Figure data in JSON
* Begin *
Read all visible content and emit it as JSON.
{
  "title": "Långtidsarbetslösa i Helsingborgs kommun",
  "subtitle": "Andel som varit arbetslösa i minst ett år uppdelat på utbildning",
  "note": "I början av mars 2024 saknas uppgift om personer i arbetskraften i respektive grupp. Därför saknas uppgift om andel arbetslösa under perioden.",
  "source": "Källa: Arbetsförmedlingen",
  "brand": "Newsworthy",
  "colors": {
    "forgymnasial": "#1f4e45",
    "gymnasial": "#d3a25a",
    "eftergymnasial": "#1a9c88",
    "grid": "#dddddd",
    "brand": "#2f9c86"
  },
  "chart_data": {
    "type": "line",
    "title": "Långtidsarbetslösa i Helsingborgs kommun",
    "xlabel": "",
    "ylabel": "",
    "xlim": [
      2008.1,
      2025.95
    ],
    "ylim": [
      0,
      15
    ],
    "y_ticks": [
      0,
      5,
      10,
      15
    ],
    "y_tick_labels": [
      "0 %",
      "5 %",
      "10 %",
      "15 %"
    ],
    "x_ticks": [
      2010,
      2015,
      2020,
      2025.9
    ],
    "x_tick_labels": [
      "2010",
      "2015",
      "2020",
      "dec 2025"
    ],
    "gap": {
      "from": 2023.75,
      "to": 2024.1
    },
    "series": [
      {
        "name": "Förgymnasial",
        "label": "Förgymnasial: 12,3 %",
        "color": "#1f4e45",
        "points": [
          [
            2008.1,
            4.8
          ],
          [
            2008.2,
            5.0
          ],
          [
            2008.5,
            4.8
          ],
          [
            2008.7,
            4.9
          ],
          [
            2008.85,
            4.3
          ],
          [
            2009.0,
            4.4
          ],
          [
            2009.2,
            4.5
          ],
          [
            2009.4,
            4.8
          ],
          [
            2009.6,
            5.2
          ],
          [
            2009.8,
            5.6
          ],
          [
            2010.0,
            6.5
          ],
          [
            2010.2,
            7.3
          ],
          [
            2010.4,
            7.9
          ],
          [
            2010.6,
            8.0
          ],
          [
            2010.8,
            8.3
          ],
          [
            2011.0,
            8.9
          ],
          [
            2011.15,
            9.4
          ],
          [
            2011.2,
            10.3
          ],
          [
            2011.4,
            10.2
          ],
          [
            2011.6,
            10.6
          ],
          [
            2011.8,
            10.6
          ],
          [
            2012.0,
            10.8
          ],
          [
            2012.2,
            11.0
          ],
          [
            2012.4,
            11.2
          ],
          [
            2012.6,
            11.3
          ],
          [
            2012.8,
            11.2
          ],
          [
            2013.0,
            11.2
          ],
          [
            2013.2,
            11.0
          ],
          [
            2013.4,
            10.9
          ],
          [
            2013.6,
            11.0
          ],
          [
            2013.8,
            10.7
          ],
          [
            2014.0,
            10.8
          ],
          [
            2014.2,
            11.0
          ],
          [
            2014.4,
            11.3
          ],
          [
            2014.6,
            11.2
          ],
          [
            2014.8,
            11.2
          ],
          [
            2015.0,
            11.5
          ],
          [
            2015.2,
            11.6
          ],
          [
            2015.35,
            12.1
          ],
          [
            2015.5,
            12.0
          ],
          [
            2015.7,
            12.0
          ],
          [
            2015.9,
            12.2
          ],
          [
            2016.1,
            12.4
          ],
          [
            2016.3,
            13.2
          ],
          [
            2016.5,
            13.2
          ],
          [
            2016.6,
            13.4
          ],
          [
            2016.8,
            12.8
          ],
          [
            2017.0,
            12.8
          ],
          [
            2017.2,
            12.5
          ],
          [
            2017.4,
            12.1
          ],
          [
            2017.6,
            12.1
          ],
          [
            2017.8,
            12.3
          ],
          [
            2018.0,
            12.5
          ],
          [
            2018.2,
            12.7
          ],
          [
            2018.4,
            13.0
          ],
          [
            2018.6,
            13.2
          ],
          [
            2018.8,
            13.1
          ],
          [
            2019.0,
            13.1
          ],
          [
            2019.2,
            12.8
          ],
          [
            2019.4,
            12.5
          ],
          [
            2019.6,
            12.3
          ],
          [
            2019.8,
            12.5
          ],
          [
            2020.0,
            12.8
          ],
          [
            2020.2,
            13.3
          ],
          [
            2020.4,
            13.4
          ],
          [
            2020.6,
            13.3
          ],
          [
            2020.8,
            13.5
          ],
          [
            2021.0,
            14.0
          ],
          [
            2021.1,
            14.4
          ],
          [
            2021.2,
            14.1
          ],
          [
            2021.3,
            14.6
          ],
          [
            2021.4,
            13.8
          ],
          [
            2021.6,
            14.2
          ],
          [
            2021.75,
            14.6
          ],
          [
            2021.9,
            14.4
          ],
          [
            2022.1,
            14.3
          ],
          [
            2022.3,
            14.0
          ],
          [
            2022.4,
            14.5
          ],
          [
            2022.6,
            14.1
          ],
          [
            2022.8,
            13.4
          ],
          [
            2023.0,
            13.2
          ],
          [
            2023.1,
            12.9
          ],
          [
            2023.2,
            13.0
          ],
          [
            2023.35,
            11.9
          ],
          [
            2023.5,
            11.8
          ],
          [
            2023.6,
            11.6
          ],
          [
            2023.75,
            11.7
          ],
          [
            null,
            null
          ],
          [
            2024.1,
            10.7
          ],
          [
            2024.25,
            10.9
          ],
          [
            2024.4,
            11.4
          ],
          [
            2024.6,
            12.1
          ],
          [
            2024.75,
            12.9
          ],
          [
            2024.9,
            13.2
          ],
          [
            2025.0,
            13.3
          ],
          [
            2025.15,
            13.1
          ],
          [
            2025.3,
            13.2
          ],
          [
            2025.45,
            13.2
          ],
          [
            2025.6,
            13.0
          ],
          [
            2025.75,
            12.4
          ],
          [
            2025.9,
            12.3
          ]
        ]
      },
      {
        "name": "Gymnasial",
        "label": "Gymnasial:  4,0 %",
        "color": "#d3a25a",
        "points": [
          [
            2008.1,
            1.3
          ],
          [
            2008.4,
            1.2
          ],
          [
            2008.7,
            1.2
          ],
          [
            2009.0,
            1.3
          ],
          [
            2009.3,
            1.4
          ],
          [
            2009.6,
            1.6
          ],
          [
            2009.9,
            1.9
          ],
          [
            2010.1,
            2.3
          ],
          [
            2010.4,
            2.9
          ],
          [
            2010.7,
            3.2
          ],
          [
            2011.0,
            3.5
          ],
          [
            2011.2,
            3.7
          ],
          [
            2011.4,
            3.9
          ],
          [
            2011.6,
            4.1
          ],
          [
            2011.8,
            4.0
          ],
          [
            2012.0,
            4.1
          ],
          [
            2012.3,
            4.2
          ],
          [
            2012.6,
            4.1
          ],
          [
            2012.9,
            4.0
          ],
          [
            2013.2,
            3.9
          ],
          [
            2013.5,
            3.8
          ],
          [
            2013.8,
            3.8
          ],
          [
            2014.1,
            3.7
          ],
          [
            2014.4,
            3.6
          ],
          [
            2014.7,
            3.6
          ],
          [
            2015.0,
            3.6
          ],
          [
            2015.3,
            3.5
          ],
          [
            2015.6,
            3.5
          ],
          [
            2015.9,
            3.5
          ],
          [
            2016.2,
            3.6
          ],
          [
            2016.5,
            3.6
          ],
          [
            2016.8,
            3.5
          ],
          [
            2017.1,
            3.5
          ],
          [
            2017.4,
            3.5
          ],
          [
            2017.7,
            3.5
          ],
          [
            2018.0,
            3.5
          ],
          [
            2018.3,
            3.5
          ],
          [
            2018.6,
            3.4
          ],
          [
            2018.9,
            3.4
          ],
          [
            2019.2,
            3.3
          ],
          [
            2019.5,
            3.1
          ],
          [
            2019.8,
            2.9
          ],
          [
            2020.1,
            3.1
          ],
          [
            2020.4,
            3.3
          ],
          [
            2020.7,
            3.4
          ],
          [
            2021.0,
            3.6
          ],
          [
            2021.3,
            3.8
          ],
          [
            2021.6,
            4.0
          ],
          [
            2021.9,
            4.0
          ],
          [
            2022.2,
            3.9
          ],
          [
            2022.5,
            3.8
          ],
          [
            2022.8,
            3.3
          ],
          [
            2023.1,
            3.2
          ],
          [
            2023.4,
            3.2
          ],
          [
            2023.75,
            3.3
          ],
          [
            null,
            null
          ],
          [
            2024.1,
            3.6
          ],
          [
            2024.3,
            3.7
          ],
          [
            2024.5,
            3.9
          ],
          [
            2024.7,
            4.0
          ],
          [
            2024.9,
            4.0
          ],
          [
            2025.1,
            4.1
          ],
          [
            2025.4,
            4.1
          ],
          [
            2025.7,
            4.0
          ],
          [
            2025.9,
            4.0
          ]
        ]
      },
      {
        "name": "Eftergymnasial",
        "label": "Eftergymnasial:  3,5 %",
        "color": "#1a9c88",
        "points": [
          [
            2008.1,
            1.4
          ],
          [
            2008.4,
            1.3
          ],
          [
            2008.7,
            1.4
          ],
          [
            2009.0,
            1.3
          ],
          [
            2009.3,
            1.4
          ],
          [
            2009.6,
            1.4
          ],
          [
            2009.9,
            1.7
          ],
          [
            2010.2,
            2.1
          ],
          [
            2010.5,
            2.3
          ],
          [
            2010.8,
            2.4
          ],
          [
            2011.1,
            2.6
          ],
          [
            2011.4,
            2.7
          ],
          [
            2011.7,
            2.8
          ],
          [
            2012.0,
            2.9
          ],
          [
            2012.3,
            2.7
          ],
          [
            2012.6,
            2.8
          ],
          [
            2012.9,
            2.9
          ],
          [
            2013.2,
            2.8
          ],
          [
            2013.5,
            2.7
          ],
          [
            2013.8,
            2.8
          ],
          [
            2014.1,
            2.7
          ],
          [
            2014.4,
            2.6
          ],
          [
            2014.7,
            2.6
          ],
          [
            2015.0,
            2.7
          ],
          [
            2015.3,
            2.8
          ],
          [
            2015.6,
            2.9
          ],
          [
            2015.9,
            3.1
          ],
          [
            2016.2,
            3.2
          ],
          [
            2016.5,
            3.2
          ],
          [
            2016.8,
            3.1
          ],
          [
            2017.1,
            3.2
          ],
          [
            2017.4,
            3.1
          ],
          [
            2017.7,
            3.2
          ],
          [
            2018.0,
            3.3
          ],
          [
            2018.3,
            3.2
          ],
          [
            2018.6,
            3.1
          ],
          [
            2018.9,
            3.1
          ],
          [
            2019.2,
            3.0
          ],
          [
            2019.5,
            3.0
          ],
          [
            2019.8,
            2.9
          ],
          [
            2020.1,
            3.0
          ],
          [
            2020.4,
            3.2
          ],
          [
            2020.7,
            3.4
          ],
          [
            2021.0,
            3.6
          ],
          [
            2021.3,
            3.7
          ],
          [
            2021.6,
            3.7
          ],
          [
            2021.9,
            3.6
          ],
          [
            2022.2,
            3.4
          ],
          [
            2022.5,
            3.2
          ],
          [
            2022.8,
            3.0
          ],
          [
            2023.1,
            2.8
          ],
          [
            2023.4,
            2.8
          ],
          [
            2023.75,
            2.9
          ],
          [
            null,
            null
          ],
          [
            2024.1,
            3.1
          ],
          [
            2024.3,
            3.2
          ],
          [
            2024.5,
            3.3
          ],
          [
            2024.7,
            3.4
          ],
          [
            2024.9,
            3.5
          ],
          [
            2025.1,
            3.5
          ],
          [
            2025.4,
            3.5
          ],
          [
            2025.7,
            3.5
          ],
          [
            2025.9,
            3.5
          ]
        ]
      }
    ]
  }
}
* End *
Exercise description
List all lines where "kommun" occurs.

Exercise solution
  "title": "Långtidsarbetslösa i Helsingborgs kommun",
    "title": "Långtidsarbetslösa i Helsingborgs kommun",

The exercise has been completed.